Raw records →
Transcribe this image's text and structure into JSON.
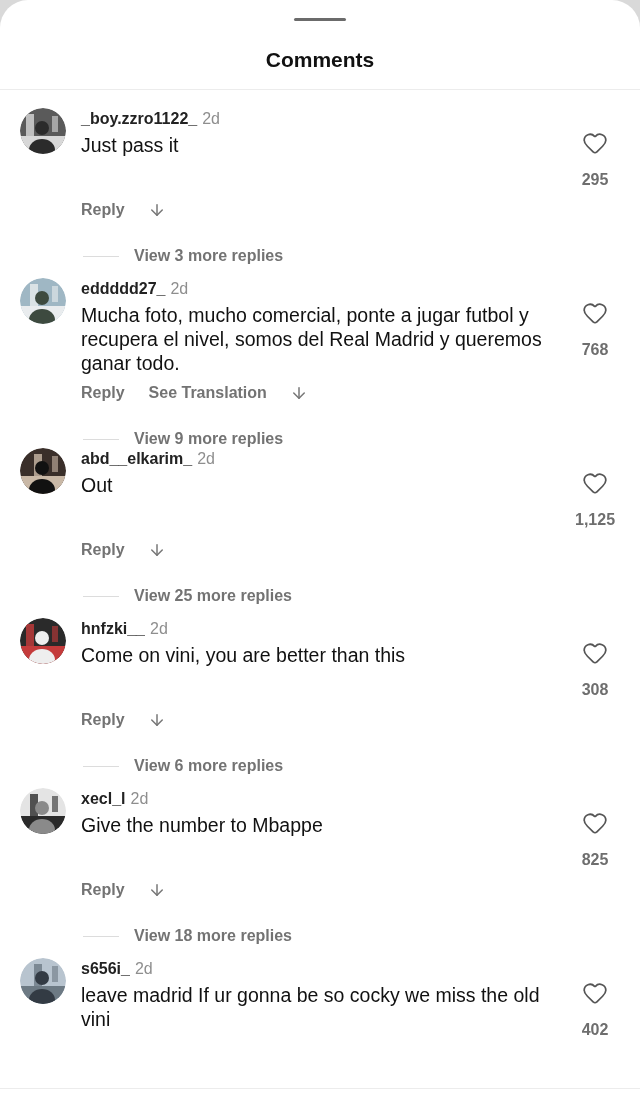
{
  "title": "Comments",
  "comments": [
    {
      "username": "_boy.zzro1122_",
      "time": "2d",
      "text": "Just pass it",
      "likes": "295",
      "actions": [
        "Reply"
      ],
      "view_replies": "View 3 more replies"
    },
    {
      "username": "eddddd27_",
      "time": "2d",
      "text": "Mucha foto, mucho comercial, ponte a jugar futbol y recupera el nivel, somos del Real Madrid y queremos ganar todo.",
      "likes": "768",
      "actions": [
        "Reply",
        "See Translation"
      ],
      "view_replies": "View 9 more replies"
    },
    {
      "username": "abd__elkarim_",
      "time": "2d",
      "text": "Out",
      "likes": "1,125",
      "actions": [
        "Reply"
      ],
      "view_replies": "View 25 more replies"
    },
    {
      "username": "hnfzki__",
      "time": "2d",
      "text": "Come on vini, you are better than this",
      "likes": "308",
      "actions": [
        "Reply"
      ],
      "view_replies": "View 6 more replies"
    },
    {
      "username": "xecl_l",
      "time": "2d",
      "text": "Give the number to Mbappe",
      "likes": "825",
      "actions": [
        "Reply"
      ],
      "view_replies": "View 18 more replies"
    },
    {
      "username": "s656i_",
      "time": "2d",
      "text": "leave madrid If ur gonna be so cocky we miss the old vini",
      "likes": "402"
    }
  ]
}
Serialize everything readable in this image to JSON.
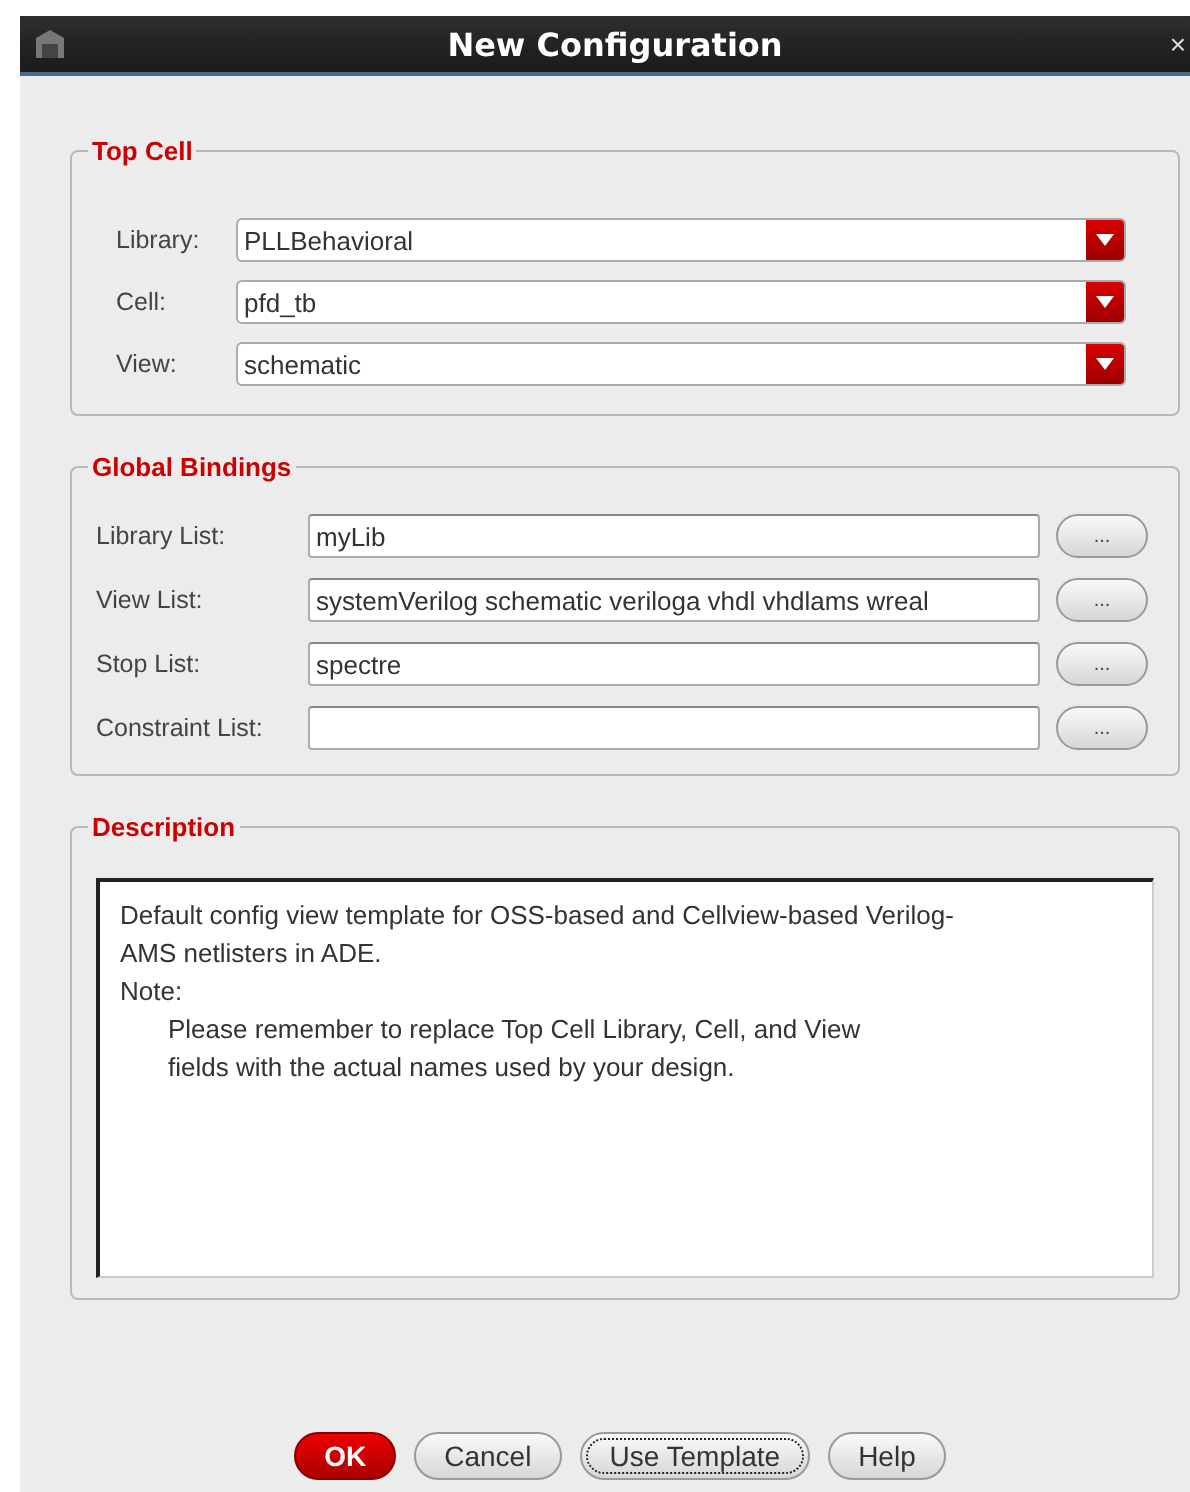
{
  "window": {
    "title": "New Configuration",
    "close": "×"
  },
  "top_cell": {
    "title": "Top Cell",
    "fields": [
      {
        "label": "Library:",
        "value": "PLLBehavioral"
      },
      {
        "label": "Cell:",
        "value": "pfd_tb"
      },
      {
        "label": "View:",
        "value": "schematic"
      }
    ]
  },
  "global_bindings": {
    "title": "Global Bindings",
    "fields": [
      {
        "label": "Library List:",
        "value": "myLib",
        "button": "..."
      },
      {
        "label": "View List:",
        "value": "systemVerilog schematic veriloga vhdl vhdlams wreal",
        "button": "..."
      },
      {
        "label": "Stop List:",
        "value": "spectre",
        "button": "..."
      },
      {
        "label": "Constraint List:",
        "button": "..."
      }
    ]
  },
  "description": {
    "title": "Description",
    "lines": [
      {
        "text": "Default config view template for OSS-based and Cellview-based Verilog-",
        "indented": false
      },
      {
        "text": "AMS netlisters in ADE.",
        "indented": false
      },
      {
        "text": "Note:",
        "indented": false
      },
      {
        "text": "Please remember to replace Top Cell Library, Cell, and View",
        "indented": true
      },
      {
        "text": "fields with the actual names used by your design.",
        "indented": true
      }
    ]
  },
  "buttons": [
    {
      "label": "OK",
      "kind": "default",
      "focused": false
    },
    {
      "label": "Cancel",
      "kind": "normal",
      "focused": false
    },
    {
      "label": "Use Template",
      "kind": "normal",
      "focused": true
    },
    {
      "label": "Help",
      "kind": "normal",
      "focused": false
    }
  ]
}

==

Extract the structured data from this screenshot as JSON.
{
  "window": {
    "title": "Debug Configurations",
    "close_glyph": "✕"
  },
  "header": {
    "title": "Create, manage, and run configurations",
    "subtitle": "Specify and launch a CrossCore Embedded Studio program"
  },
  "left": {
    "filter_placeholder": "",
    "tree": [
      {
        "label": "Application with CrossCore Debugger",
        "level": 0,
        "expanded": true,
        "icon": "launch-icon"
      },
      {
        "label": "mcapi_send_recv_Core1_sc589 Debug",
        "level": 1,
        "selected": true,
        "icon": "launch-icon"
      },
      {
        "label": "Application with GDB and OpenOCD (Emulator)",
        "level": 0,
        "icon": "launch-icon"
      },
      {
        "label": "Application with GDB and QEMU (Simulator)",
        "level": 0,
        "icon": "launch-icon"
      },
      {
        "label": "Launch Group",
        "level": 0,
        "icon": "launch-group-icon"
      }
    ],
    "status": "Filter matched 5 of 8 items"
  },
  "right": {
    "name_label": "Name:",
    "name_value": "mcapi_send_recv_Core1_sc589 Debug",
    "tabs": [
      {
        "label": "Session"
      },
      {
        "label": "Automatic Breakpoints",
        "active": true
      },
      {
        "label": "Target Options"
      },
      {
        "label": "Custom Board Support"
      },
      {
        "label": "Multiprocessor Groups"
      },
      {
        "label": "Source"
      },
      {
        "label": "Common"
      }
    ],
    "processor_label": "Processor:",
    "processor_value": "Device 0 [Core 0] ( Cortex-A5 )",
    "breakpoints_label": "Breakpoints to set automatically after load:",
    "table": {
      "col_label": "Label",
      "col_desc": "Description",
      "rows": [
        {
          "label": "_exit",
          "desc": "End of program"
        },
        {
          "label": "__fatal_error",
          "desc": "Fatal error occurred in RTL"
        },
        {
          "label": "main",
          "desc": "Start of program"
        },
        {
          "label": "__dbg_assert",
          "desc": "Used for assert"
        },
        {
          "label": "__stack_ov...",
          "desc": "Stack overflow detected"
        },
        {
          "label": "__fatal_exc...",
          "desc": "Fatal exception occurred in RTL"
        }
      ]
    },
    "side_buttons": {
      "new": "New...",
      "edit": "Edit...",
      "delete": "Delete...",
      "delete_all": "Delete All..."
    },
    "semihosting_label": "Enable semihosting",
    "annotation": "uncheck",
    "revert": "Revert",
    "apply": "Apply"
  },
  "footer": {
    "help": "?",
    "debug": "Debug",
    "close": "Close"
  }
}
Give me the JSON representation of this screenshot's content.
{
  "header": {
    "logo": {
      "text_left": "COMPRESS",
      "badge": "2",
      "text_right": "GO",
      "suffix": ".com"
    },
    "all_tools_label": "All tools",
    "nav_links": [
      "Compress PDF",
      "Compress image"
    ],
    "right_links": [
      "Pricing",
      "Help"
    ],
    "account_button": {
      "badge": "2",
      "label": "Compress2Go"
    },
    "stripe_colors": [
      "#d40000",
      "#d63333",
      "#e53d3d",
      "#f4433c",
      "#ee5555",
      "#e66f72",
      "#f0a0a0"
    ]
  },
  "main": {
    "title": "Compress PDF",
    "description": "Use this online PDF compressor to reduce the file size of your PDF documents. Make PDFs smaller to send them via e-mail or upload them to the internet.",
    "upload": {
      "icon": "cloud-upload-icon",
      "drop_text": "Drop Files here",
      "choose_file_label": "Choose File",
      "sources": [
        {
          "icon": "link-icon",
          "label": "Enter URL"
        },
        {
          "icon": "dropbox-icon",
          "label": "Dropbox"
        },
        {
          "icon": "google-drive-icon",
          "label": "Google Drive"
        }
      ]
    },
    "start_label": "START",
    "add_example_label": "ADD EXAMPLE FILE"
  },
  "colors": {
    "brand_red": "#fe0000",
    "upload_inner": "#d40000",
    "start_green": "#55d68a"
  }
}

Your goal → From the entries, report each line that includes the word "occurred".

Right answer →
          "desc": "Fatal error occurred in RTL"
          "desc": "Fatal exception occurred in RTL"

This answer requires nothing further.